Saved entries
───

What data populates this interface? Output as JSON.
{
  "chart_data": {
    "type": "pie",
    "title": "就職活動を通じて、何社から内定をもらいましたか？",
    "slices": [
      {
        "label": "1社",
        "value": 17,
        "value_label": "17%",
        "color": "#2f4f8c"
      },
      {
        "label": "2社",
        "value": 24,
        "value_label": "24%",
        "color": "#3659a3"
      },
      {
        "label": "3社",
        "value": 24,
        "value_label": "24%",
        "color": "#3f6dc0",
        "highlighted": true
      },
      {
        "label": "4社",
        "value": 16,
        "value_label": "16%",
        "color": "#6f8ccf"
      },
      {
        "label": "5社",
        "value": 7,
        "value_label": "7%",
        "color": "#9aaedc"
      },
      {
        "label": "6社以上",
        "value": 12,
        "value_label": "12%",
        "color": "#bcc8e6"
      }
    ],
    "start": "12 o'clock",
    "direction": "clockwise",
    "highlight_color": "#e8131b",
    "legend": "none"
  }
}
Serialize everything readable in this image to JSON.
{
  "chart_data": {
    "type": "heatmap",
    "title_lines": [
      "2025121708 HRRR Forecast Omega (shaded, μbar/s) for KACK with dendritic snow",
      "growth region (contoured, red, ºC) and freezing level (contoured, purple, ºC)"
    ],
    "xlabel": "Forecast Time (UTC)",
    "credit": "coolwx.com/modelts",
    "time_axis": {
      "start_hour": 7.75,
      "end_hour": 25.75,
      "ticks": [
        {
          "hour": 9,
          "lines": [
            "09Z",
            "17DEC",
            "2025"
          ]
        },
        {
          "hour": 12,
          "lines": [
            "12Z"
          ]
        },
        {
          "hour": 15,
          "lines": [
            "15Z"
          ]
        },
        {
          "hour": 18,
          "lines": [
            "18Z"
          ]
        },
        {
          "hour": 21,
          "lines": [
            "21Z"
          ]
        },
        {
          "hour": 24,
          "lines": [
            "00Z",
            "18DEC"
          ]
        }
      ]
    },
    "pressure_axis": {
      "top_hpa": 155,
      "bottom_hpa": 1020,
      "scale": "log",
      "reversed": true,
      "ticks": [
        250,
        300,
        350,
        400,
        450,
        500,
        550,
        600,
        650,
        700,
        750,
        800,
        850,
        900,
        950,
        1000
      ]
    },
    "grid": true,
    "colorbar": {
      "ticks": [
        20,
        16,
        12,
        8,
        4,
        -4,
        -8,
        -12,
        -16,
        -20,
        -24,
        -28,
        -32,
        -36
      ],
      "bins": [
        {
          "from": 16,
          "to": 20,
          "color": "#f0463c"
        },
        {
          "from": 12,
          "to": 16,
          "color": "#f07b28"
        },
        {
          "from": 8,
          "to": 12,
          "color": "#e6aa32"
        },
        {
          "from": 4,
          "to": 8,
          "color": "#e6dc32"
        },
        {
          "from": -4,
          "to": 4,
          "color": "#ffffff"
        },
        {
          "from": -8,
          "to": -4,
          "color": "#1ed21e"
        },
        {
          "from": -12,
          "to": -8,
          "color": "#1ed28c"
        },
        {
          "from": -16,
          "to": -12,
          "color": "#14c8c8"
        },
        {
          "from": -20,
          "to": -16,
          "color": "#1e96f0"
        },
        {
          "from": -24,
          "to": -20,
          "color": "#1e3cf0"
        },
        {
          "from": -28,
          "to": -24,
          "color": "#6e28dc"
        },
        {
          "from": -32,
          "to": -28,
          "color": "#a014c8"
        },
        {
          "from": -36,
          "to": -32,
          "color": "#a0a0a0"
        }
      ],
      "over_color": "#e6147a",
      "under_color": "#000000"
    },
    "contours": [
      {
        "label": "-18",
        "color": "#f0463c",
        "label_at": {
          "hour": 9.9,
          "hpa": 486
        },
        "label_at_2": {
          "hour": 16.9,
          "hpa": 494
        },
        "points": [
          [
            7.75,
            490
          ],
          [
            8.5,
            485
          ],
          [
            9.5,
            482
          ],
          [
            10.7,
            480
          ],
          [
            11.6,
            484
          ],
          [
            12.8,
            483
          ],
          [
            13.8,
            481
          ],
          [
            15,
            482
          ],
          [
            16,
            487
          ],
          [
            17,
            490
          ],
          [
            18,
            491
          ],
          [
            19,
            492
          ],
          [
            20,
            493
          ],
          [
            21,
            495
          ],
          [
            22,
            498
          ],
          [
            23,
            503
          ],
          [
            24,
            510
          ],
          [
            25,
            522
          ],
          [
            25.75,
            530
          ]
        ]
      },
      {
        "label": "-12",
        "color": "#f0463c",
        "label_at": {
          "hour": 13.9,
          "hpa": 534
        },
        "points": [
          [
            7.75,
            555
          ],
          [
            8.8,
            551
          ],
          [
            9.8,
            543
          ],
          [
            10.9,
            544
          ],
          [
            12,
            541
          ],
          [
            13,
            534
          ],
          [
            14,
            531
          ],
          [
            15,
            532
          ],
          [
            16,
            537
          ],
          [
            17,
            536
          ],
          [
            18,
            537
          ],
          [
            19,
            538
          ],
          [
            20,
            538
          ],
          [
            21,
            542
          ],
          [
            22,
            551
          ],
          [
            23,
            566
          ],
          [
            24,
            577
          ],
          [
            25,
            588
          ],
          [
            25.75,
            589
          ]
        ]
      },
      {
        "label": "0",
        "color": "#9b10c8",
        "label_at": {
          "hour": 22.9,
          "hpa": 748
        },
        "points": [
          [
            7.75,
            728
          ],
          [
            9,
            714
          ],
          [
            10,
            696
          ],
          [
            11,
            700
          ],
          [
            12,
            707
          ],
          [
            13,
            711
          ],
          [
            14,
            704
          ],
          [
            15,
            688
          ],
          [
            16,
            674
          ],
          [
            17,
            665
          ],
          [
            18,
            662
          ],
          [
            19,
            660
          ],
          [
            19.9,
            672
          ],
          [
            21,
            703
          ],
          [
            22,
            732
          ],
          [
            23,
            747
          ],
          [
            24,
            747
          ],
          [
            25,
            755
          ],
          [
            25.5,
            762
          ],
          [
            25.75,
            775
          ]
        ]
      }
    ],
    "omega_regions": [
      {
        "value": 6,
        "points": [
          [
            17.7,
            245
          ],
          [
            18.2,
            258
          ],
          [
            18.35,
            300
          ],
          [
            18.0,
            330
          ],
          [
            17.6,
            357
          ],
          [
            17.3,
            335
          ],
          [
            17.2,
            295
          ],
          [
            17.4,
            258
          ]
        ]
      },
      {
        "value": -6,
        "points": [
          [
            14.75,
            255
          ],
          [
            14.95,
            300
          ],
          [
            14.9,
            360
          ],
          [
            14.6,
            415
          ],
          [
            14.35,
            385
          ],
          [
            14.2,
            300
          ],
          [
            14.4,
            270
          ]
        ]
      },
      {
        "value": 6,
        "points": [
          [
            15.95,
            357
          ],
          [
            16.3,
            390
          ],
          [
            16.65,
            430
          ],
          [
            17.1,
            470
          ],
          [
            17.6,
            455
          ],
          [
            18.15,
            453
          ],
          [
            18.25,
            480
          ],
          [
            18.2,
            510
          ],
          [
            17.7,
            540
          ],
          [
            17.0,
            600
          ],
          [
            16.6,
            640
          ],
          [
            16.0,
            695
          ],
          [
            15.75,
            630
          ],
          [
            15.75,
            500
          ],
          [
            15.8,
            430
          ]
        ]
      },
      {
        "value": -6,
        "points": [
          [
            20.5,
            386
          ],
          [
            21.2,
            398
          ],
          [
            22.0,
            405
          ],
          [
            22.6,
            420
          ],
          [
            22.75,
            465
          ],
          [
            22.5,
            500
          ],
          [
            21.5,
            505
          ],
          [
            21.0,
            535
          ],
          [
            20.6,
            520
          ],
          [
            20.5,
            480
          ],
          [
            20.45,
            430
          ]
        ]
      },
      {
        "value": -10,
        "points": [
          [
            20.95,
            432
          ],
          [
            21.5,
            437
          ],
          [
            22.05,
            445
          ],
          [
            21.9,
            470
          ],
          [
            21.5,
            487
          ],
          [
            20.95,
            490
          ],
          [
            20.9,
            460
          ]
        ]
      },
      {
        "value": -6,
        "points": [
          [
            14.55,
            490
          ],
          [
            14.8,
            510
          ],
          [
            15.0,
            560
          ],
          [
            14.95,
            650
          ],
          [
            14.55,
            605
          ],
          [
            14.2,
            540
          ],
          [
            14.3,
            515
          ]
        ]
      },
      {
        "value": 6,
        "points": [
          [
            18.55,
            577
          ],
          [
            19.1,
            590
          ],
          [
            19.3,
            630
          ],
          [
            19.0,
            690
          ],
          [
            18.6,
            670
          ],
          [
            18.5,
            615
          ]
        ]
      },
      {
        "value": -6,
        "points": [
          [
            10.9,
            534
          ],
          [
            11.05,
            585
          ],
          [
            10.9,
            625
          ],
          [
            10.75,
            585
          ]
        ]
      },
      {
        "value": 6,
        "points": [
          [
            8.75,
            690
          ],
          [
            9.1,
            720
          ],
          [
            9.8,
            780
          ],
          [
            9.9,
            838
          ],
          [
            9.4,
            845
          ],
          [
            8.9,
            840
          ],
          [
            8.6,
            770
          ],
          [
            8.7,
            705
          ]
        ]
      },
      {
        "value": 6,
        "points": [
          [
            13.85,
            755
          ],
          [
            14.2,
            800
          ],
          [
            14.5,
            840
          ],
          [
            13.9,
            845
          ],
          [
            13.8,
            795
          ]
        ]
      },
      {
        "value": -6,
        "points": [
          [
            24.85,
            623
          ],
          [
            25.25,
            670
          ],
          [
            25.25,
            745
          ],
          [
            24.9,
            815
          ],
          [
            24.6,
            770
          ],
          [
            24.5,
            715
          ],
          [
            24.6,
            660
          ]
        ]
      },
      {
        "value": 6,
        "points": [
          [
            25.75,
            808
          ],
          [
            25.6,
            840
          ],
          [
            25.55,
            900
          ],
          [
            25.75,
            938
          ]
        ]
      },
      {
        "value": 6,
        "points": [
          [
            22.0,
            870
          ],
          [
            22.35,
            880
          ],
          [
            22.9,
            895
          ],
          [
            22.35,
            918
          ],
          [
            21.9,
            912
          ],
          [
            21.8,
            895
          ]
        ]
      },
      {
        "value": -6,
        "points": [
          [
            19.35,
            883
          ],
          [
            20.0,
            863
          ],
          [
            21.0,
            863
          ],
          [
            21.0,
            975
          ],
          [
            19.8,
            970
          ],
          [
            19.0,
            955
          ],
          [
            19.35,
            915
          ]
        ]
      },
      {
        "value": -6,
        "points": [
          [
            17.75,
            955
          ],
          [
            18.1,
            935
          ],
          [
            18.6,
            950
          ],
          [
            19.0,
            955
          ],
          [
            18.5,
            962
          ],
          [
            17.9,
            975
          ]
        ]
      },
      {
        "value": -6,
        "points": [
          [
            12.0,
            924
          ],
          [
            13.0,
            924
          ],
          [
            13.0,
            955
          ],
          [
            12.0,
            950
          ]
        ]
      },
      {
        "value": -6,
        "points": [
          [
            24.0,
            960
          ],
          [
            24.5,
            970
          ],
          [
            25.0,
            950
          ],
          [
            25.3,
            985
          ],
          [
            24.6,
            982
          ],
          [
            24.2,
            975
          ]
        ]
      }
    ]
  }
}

───

## Exercise objective
In the entries above, find each line with the word "true" and copy it.

## Response to this task
        "highlighted": true
      "reversed": true,
    "grid": true,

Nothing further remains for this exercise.